- [Texte]:
Post-scriptum : S.O.S…

Ces quelques lignes comme une «bouteille à la mer»… mais parfois l’incompréhension devant certaines attitudes nécessite de dire – ou plutôt d’écrire – ce que l’on a sur le cœur. Certains pans de notre administration (pas seulement elle, par ailleurs) sont atteints d’une véritable schizophrénie.
En effet, alors qu’il nous faut tout faire pour sortir notre jeunesse de l’exclusion et de la marginalisation ; alors que justement ces jeunes sont réceptifs et réactifs et s’engagent par centaines dans les nouveaux programmes de formation», dans l’INDH, dans les projets tels «Moukawalati», le sport… et surtout le mouvement associatif de terrain, d’aucuns s’ingénient à leur mettre des bâtons dans les roues, à les décourager, à leur faire le «coup du mépris», à multiplier les obstacles sur leur route… or trop c’est trop !
Il faut savoir ce que l’on veut et s’en donner les  moyens !
SM le Roi lance l’INDH – une révolution dans son esprit même – et dans chacun de ses discours il multiplie les propos sur la jeunesse, il accorde le droit de vote à 18 ans, encourage le tissu associatif… bref, des signaux on ne peut plus forts et plus clairs. Or sur le terrain, trop nombreux sont encore ceux qui restent sourds et aveugles à cette indispensable nouvelle forme de rapports avec les citoyens en général et les jeunes en particulier. Des exemples ? J’en ai des dizaines et tant pis si je «rabâche».

- [Série d'exercices]:
a. Résumez le post-scriptum en deux phrases.
b. Recopiez fidèlement le passage du post-scriptum qui va de «Ces quelques lignes» jusqu'à «les  moyens !».
c. D'après le post-scriptum, à partir de quel âge le Roi accorde-t-il le droit de vote ?
Les lignes qui suivent n'ont aucun lien avec le post-scriptum.

(Entrées du jeu de données)
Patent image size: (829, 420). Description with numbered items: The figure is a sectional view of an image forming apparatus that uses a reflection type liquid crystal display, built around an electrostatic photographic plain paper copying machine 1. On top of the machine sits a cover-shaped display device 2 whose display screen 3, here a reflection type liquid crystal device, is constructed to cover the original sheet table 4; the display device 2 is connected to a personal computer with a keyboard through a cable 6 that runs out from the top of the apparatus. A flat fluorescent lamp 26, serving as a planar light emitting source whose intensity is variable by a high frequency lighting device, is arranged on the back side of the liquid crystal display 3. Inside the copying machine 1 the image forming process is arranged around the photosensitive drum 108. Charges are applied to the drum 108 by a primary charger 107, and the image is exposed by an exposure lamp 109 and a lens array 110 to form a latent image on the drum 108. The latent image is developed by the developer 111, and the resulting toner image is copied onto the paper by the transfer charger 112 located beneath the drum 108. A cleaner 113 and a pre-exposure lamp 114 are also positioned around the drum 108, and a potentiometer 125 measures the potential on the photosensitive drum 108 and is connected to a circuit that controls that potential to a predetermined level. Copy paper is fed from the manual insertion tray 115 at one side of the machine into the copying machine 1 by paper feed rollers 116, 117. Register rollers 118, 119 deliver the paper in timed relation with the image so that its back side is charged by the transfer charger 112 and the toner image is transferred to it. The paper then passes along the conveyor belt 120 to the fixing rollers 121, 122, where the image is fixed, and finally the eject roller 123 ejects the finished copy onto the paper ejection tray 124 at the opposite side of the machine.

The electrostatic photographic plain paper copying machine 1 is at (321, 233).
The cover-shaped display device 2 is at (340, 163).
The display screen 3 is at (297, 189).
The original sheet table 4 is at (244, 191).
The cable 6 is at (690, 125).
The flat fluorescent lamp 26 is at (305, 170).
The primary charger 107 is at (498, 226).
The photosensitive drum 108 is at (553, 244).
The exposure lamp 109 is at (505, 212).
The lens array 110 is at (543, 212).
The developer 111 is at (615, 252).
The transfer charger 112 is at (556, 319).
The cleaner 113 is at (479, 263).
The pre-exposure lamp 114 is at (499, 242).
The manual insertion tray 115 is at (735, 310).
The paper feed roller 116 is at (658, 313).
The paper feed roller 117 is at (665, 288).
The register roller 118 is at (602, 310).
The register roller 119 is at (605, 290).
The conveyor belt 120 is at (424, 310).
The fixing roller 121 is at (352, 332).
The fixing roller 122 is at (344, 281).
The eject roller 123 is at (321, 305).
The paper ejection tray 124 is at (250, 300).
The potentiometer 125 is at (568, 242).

- [Réponses numérotées]:
a. Le post-scriptum dénonce la véritable schizophrénie de certains pans de l'administration, qui découragent et multiplient les obstacles devant des jeunes engagés par centaines dans les programmes de formation, l'INDH, «Moukawalati», le sport et le mouvement associatif. Alors que le Roi envoie des signaux très forts et très clairs en faveur de la jeunesse, trop de gens sur le terrain restent sourds et aveugles à cette nouvelle forme de rapports avec les citoyens.

b.
Ces quelques lignes comme une «bouteille à la mer»… mais parfois l’incompréhension devant certaines attitudes nécessite de dire – ou plutôt d’écrire – ce que l’on a sur le cœur. Certains pans de notre administration (pas seulement elle, par ailleurs) sont atteints d’une véritable schizophrénie.
En effet, alors qu’il nous faut tout faire pour sortir notre jeunesse de l’exclusion et de la marginalisation ; alors que justement ces jeunes sont réceptifs et réactifs et s’engagent par centaines dans les nouveaux programmes de formation», dans l’INDH, dans les projets tels «Moukawalati», le sport… et surtout le mouvement associatif de terrain, d’aucuns s’ingénient à leur mettre des bâtons dans les roues, à les décourager, à leur faire le «coup du mépris», à multiplier les obstacles sur leur route… or trop c’est trop !
Il faut savoir ce que l’on veut et s’en donner les  moyens !

c. À 18 ans.